Collected data entries
BEGIN

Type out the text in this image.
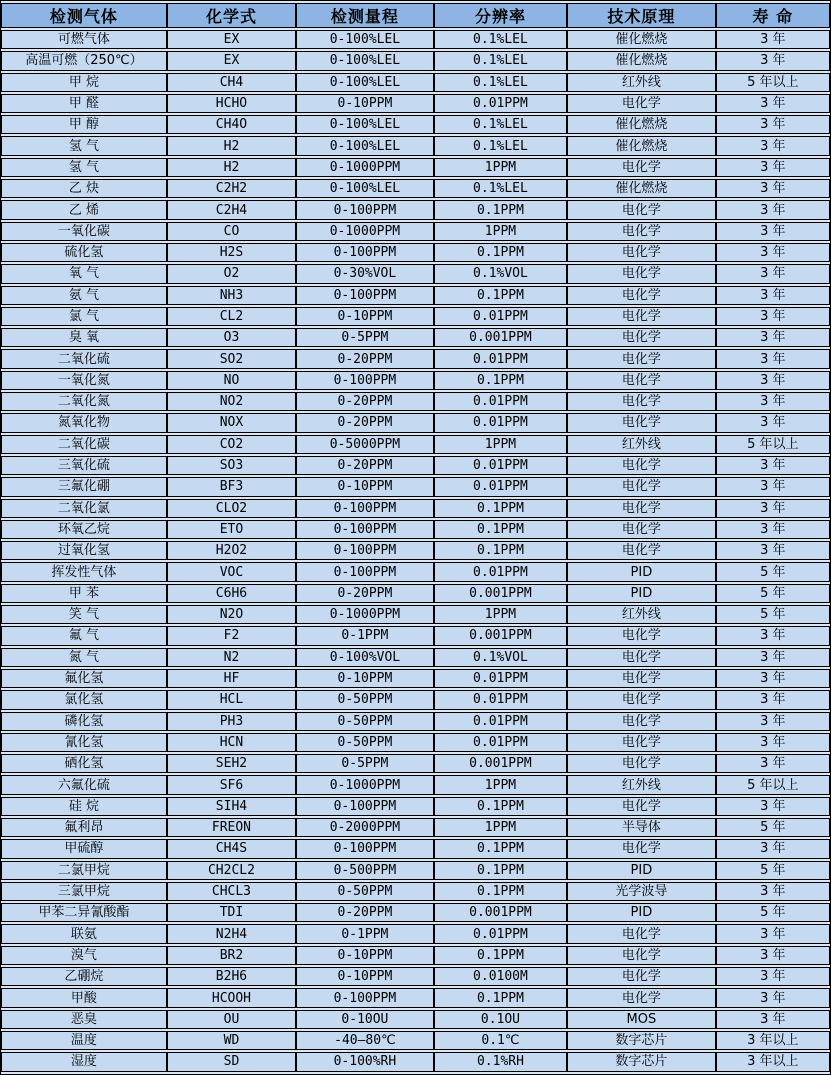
检测气体	化学式	检测量程	分辨率	技术原理	寿 命
可燃气体	EX	0-100%LEL	0.1%LEL	催化燃烧	3 年
高温可燃（250℃）	EX	0-100%LEL	0.1%LEL	催化燃烧	3 年
甲 烷	CH4	0-100%LEL	0.1%LEL	红外线	5 年以上
甲 醛	HCHO	0-10PPM	0.01PPM	电化学	3 年
甲 醇	CH4O	0-100%LEL	0.1%LEL	催化燃烧	3 年
氢 气	H2	0-100%LEL	0.1%LEL	催化燃烧	3 年
氢 气	H2	0-1000PPM	1PPM	电化学	3 年
乙 炔	C2H2	0-100%LEL	0.1%LEL	催化燃烧	3 年
乙 烯	C2H4	0-100PPM	0.1PPM	电化学	3 年
一氧化碳	CO	0-1000PPM	1PPM	电化学	3 年
硫化氢	H2S	0-100PPM	0.1PPM	电化学	3 年
氧 气	O2	0-30%VOL	0.1%VOL	电化学	3 年
氨 气	NH3	0-100PPM	0.1PPM	电化学	3 年
氯 气	CL2	0-10PPM	0.01PPM	电化学	3 年
臭 氧	O3	0-5PPM	0.001PPM	电化学	3 年
二氧化硫	SO2	0-20PPM	0.01PPM	电化学	3 年
一氧化氮	NO	0-100PPM	0.1PPM	电化学	3 年
二氧化氮	NO2	0-20PPM	0.01PPM	电化学	3 年
氮氧化物	NOX	0-20PPM	0.01PPM	电化学	3 年
二氧化碳	CO2	0-5000PPM	1PPM	红外线	5 年以上
三氧化硫	SO3	0-20PPM	0.01PPM	电化学	3 年
三氟化硼	BF3	0-10PPM	0.01PPM	电化学	3 年
二氧化氯	CLO2	0-100PPM	0.1PPM	电化学	3 年
环氧乙烷	ETO	0-100PPM	0.1PPM	电化学	3 年
过氧化氢	H2O2	0-100PPM	0.1PPM	电化学	3 年
挥发性气体	VOC	0-100PPM	0.01PPM	PID	5 年
甲 苯	C6H6	0-20PPM	0.001PPM	PID	5 年
笑 气	N2O	0-1000PPM	1PPM	红外线	5 年
氟 气	F2	0-1PPM	0.001PPM	电化学	3 年
氮 气	N2	0-100%VOL	0.1%VOL	电化学	3 年
氟化氢	HF	0-10PPM	0.01PPM	电化学	3 年
氯化氢	HCL	0-50PPM	0.01PPM	电化学	3 年
磷化氢	PH3	0-50PPM	0.01PPM	电化学	3 年
氰化氢	HCN	0-50PPM	0.01PPM	电化学	3 年
硒化氢	SEH2	0-5PPM	0.001PPM	电化学	3 年
六氟化硫	SF6	0-1000PPM	1PPM	红外线	5 年以上
硅 烷	SIH4	0-100PPM	0.1PPM	电化学	3 年
氟利昂	FREON	0-2000PPM	1PPM	半导体	5 年
甲硫醇	CH4S	0-100PPM	0.1PPM	电化学	3 年
二氯甲烷	CH2CL2	0-500PPM	0.1PPM	PID	5 年
三氯甲烷	CHCL3	0-50PPM	0.1PPM	光学波导	3 年
甲苯二异氰酸酯	TDI	0-20PPM	0.001PPM	PID	5 年
联氨	N2H4	0-1PPM	0.01PPM	电化学	3 年
溴气	BR2	0-10PPM	0.1PPM	电化学	3 年
乙硼烷	B2H6	0-10PPM	0.0100M	电化学	3 年
甲酸	HCOOH	0-100PPM	0.1PPM	电化学	3 年
恶臭	OU	0-10OU	0.1OU	MOS	3 年
温度	WD	-40—80℃	0.1℃	数字芯片	3 年以上
湿度	SD	0-100%RH	0.1%RH	数字芯片	3 年以上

END

* To be done *
Leave the pictures out and reproduce all of the records exactly.

* Result *
Type out the text in this image.
检测气体	化学式	检测量程	分辨率	技术原理	寿 命
可燃气体	EX	0-100%LEL	0.1%LEL	催化燃烧	3 年
高温可燃（250℃）	EX	0-100%LEL	0.1%LEL	催化燃烧	3 年
甲 烷	CH4	0-100%LEL	0.1%LEL	红外线	5 年以上
甲 醛	HCHO	0-10PPM	0.01PPM	电化学	3 年
甲 醇	CH4O	0-100%LEL	0.1%LEL	催化燃烧	3 年
氢 气	H2	0-100%LEL	0.1%LEL	催化燃烧	3 年
氢 气	H2	0-1000PPM	1PPM	电化学	3 年
乙 炔	C2H2	0-100%LEL	0.1%LEL	催化燃烧	3 年
乙 烯	C2H4	0-100PPM	0.1PPM	电化学	3 年
一氧化碳	CO	0-1000PPM	1PPM	电化学	3 年
硫化氢	H2S	0-100PPM	0.1PPM	电化学	3 年
氧 气	O2	0-30%VOL	0.1%VOL	电化学	3 年
氨 气	NH3	0-100PPM	0.1PPM	电化学	3 年
氯 气	CL2	0-10PPM	0.01PPM	电化学	3 年
臭 氧	O3	0-5PPM	0.001PPM	电化学	3 年
二氧化硫	SO2	0-20PPM	0.01PPM	电化学	3 年
一氧化氮	NO	0-100PPM	0.1PPM	电化学	3 年
二氧化氮	NO2	0-20PPM	0.01PPM	电化学	3 年
氮氧化物	NOX	0-20PPM	0.01PPM	电化学	3 年
二氧化碳	CO2	0-5000PPM	1PPM	红外线	5 年以上
三氧化硫	SO3	0-20PPM	0.01PPM	电化学	3 年
三氟化硼	BF3	0-10PPM	0.01PPM	电化学	3 年
二氧化氯	CLO2	0-100PPM	0.1PPM	电化学	3 年
环氧乙烷	ETO	0-100PPM	0.1PPM	电化学	3 年
过氧化氢	H2O2	0-100PPM	0.1PPM	电化学	3 年
挥发性气体	VOC	0-100PPM	0.01PPM	PID	5 年
甲 苯	C6H6	0-20PPM	0.001PPM	PID	5 年
笑 气	N2O	0-1000PPM	1PPM	红外线	5 年
氟 气	F2	0-1PPM	0.001PPM	电化学	3 年
氮 气	N2	0-100%VOL	0.1%VOL	电化学	3 年
氟化氢	HF	0-10PPM	0.01PPM	电化学	3 年
氯化氢	HCL	0-50PPM	0.01PPM	电化学	3 年
磷化氢	PH3	0-50PPM	0.01PPM	电化学	3 年
氰化氢	HCN	0-50PPM	0.01PPM	电化学	3 年
硒化氢	SEH2	0-5PPM	0.001PPM	电化学	3 年
六氟化硫	SF6	0-1000PPM	1PPM	红外线	5 年以上
硅 烷	SIH4	0-100PPM	0.1PPM	电化学	3 年
氟利昂	FREON	0-2000PPM	1PPM	半导体	5 年
甲硫醇	CH4S	0-100PPM	0.1PPM	电化学	3 年
二氯甲烷	CH2CL2	0-500PPM	0.1PPM	PID	5 年
三氯甲烷	CHCL3	0-50PPM	0.1PPM	光学波导	3 年
甲苯二异氰酸酯	TDI	0-20PPM	0.001PPM	PID	5 年
联氨	N2H4	0-1PPM	0.01PPM	电化学	3 年
溴气	BR2	0-10PPM	0.1PPM	电化学	3 年
乙硼烷	B2H6	0-10PPM	0.0100M	电化学	3 年
甲酸	HCOOH	0-100PPM	0.1PPM	电化学	3 年
恶臭	OU	0-10OU	0.1OU	MOS	3 年
温度	WD	-40—80℃	0.1℃	数字芯片	3 年以上
湿度	SD	0-100%RH	0.1%RH	数字芯片	3 年以上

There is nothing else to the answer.